### WHAT YOU SHOULD DO:
Reproduce exactly the lines from the one containing "Type out the text in this image." through the end of the entries, including both. Drop the pictures.

# START OF GIVEN RECORDS

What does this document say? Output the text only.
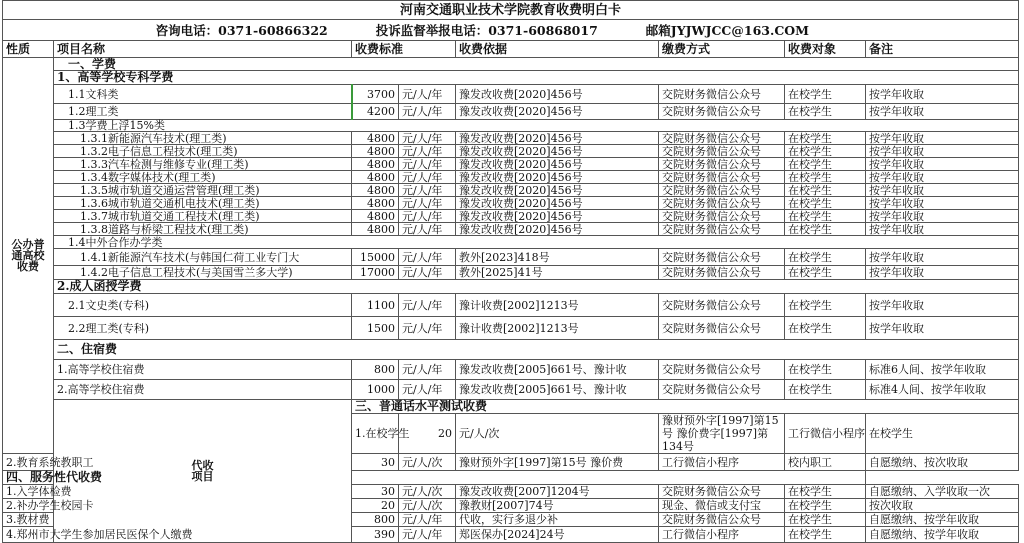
河南交通职业技术学院教育收费明白卡								

咨询电话：0371-60866322 投诉监督举报电话：0371-60868017 邮箱JYJWJCC@163.COM								

性质	项目名称	收费标准		收费依据	缴费方式	收费对象	备注	
公办普通高校收费	一、学费							
	1、高等学校专科学费							
	1.1文科类	3700	元/人/年	豫发改收费[2020]456号	交院财务微信公众号	在校学生	按学年收取	
	1.2理工类	4200	元/人/年	豫发改收费[2020]456号	交院财务微信公众号	在校学生	按学年收取	
	1.3学费上浮15%类							
	1.3.1新能源汽车技术(理工类)	4800	元/人/年	豫发改收费[2020]456号	交院财务微信公众号	在校学生	按学年收取	
	1.3.2电子信息工程技术(理工类)	4800	元/人/年	豫发改收费[2020]456号	交院财务微信公众号	在校学生	按学年收取	
	1.3.3汽车检测与维修专业(理工类)	4800	元/人/年	豫发改收费[2020]456号	交院财务微信公众号	在校学生	按学年收取	
	1.3.4数字媒体技术(理工类)	4800	元/人/年	豫发改收费[2020]456号	交院财务微信公众号	在校学生	按学年收取	
	1.3.5城市轨道交通运营管理(理工类)	4800	元/人/年	豫发改收费[2020]456号	交院财务微信公众号	在校学生	按学年收取	
	1.3.6城市轨道交通机电技术(理工类)	4800	元/人/年	豫发改收费[2020]456号	交院财务微信公众号	在校学生	按学年收取	
	1.3.7城市轨道交通工程技术(理工类)	4800	元/人/年	豫发改收费[2020]456号	交院财务微信公众号	在校学生	按学年收取	
	1.3.8道路与桥梁工程技术(理工类)	4800	元/人/年	豫发改收费[2020]456号	交院财务微信公众号	在校学生	按学年收取	
	1.4中外合作办学类							
	1.4.1新能源汽车技术(与韩国仁荷工业专门大	15000	元/人/年	教外[2023]418号	交院财务微信公众号	在校学生	按学年收取	
	1.4.2电子信息工程技术(与美国雪兰多大学)	17000	元/人/年	教外[2025]41号	交院财务微信公众号	在校学生	按学年收取	
	2.成人函授学费							
	2.1文史类(专科)	1100	元/人/年	豫计收费[2002]1213号	交院财务微信公众号	在校学生	按学年收取	
	2.2理工类(专科)	1500	元/人/年	豫计收费[2002]1213号	交院财务微信公众号	在校学生	按学年收取	
	二、住宿费							
	1.高等学校住宿费	800	元/人/年	豫发改收费[2005]661号、豫计收	交院财务微信公众号	在校学生	标准6人间、按学年收取	
	2.高等学校住宿费	1000	元/人/年	豫发改收费[2005]661号、豫计收	交院财务微信公众号	在校学生	标准4人间、按学年收取	
	代收项目	三、普通话水平测试收费						
		1.在校学生	20	元/人/次	豫财预外字[1997]第15号 豫价费字[1997]第134号	工行微信小程序	在校学生	
2.教育系统教职工		30	元/人/次	豫财预外字[1997]第15号 豫价费	工行微信小程序	校内职工	自愿缴纳、按次收取	
四、服务性代收费								
1.入学体检费		30	元/人/次	豫发改收费[2007]1204号	交院财务微信公众号	在校学生	自愿缴纳、入学收取一次	
2.补办学生校园卡		20	元/人/次	豫教财[2007]74号	现金、微信或支付宝	在校学生	按次收取	
3.教材费		800	元/人/年	代收，实行多退少补	交院财务微信公众号	在校学生	自愿缴纳、按学年收取	
4.郑州市大学生参加居民医保个人缴费		390	元/人/年	郑医保办[2024]24号	工行微信小程序	在校学生	自愿缴纳、按学年收取	
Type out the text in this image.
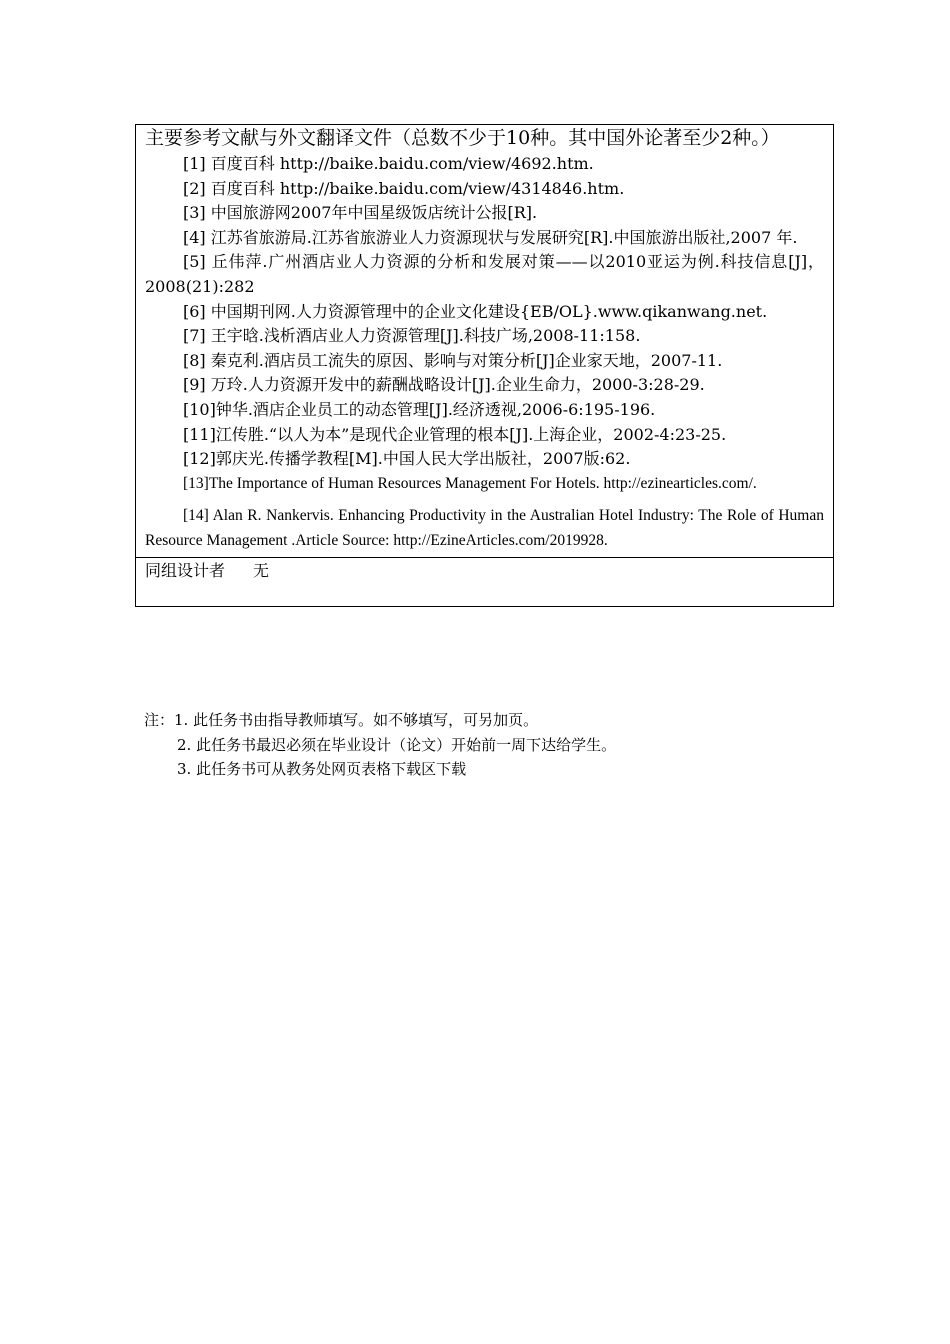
主要参考文献与外文翻译文件（总数不少于10种。其中国外论著至少2种。）

[1] 百度百科 http://baike.baidu.com/view/4692.htm.

[2] 百度百科 http://baike.baidu.com/view/4314846.htm.

[3] 中国旅游网2007年中国星级饭店统计公报[R].

[4] 江苏省旅游局.江苏省旅游业人力资源现状与发展研究[R].中国旅游出版社,2007 年.

[5] 丘伟萍.广州酒店业人力资源的分析和发展对策——以2010亚运为例.科技信息[J]，2008(21):282

[6] 中国期刊网.人力资源管理中的企业文化建设{EB/OL}.www.qikanwang.net.

[7] 王宇晗.浅析酒店业人力资源管理[J].科技广场,2008-11:158.

[8] 秦克利.酒店员工流失的原因、影响与对策分析[J]企业家天地，2007-11.

[9] 万玲.人力资源开发中的薪酬战略设计[J].企业生命力，2000-3:28-29.

[10]钟华.酒店企业员工的动态管理[J].经济透视,2006-6:195-196.

[11]江传胜.“以人为本”是现代企业管理的根本[J].上海企业，2002-4:23-25.

[12]郭庆光.传播学教程[M].中国人民大学出版社，2007版:62.

[13]The Importance of Human Resources Management For Hotels. http://ezinearticles.com/.

[14] Alan R. Nankervis. Enhancing Productivity in the Australian Hotel Industry: The Role of Human Resource Management .Article Source: http://EzineArticles.com/2019928.

同组设计者 无

注：1. 此任务书由指导教师填写。如不够填写，可另加页。

2. 此任务书最迟必须在毕业设计（论文）开始前一周下达给学生。

3. 此任务书可从教务处网页表格下载区下载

# END OF GIVEN RECORDS

### WRITTEN SOLUTION:
Type out the text in this image.
主要参考文献与外文翻译文件（总数不少于10种。其中国外论著至少2种。）

[1] 百度百科 http://baike.baidu.com/view/4692.htm.

[2] 百度百科 http://baike.baidu.com/view/4314846.htm.

[3] 中国旅游网2007年中国星级饭店统计公报[R].

[4] 江苏省旅游局.江苏省旅游业人力资源现状与发展研究[R].中国旅游出版社,2007 年.

[5] 丘伟萍.广州酒店业人力资源的分析和发展对策——以2010亚运为例.科技信息[J]，2008(21):282

[6] 中国期刊网.人力资源管理中的企业文化建设{EB/OL}.www.qikanwang.net.

[7] 王宇晗.浅析酒店业人力资源管理[J].科技广场,2008-11:158.

[8] 秦克利.酒店员工流失的原因、影响与对策分析[J]企业家天地，2007-11.

[9] 万玲.人力资源开发中的薪酬战略设计[J].企业生命力，2000-3:28-29.

[10]钟华.酒店企业员工的动态管理[J].经济透视,2006-6:195-196.

[11]江传胜.“以人为本”是现代企业管理的根本[J].上海企业，2002-4:23-25.

[12]郭庆光.传播学教程[M].中国人民大学出版社，2007版:62.

[13]The Importance of Human Resources Management For Hotels. http://ezinearticles.com/.

[14] Alan R. Nankervis. Enhancing Productivity in the Australian Hotel Industry: The Role of Human Resource Management .Article Source: http://EzineArticles.com/2019928.

同组设计者 无

注：1. 此任务书由指导教师填写。如不够填写，可另加页。

2. 此任务书最迟必须在毕业设计（论文）开始前一周下达给学生。

3. 此任务书可从教务处网页表格下载区下载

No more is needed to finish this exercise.